Objective. Type out the records that follow, exactly as given.

Records provided.
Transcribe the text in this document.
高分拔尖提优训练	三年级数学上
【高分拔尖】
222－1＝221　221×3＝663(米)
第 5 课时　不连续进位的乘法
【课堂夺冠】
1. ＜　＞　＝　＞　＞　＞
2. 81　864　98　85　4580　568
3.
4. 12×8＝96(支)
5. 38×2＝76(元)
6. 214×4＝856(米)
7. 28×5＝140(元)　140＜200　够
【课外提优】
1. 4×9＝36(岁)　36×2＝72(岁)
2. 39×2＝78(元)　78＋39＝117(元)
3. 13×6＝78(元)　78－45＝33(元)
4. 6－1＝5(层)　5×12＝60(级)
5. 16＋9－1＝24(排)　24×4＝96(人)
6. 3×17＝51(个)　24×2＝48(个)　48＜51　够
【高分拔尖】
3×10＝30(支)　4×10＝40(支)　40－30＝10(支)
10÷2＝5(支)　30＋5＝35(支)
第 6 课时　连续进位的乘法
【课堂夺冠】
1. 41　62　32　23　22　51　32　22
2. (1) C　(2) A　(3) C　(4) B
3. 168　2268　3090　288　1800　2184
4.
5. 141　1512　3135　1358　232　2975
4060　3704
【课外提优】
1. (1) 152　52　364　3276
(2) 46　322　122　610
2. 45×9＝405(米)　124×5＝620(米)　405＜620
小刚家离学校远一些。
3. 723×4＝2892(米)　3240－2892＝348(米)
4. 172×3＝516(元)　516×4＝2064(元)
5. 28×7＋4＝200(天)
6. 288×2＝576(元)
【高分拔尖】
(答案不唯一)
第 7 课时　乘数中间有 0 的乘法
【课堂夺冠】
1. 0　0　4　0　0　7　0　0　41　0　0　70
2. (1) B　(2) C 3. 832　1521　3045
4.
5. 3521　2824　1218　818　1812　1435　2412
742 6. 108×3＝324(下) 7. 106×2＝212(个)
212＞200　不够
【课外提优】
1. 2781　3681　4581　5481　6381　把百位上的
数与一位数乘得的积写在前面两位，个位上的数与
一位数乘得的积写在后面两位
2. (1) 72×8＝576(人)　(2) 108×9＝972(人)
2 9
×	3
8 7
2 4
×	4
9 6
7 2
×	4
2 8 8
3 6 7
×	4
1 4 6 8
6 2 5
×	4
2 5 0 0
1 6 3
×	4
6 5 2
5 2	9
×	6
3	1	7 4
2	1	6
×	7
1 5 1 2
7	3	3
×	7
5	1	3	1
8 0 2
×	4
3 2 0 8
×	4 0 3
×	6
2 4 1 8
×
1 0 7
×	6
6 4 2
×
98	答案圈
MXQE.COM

The output.
Transcribe the text in this document.
高分拔尖提优训练	三年级数学上
【高分拔尖】
222－1＝221　221×3＝663(米)
第 5 课时　不连续进位的乘法
【课堂夺冠】
1. ＜　＞　＝　＞　＞　＞
2. 81　864　98　85　4580　568
3.
4. 12×8＝96(支)
5. 38×2＝76(元)
6. 214×4＝856(米)
7. 28×5＝140(元)　140＜200　够
【课外提优】
1. 4×9＝36(岁)　36×2＝72(岁)
2. 39×2＝78(元)　78＋39＝117(元)
3. 13×6＝78(元)　78－45＝33(元)
4. 6－1＝5(层)　5×12＝60(级)
5. 16＋9－1＝24(排)　24×4＝96(人)
6. 3×17＝51(个)　24×2＝48(个)　48＜51　够
【高分拔尖】
3×10＝30(支)　4×10＝40(支)　40－30＝10(支)
10÷2＝5(支)　30＋5＝35(支)
第 6 课时　连续进位的乘法
【课堂夺冠】
1. 41　62　32　23　22　51　32　22
2. (1) C　(2) A　(3) C　(4) B
3. 168　2268　3090　288　1800　2184
4.
5. 141　1512　3135　1358　232　2975
4060　3704
【课外提优】
1. (1) 152　52　364　3276
(2) 46　322　122　610
2. 45×9＝405(米)　124×5＝620(米)　405＜620
小刚家离学校远一些。
3. 723×4＝2892(米)　3240－2892＝348(米)
4. 172×3＝516(元)　516×4＝2064(元)
5. 28×7＋4＝200(天)
6. 288×2＝576(元)
【高分拔尖】
(答案不唯一)
第 7 课时　乘数中间有 0 的乘法
【课堂夺冠】
1. 0　0　4　0　0　7　0　0　41　0　0　70
2. (1) B　(2) C 3. 832　1521　3045
4.
5. 3521　2824　1218　818　1812　1435　2412
742 6. 108×3＝324(下) 7. 106×2＝212(个)
212＞200　不够
【课外提优】
1. 2781　3681　4581　5481　6381　把百位上的
数与一位数乘得的积写在前面两位，个位上的数与
一位数乘得的积写在后面两位
2. (1) 72×8＝576(人)　(2) 108×9＝972(人)
2 9
×	3
8 7
2 4
×	4
9 6
7 2
×	4
2 8 8
3 6 7
×	4
1 4 6 8
6 2 5
×	4
2 5 0 0
1 6 3
×	4
6 5 2
5 2	9
×	6
3	1	7 4
2	1	6
×	7
1 5 1 2
7	3	3
×	7
5	1	3	1
8 0 2
×	4
3 2 0 8
×	4 0 3
×	6
2 4 1 8
×
1 0 7
×	6
6 4 2
×
98	答案圈
MXQE.COM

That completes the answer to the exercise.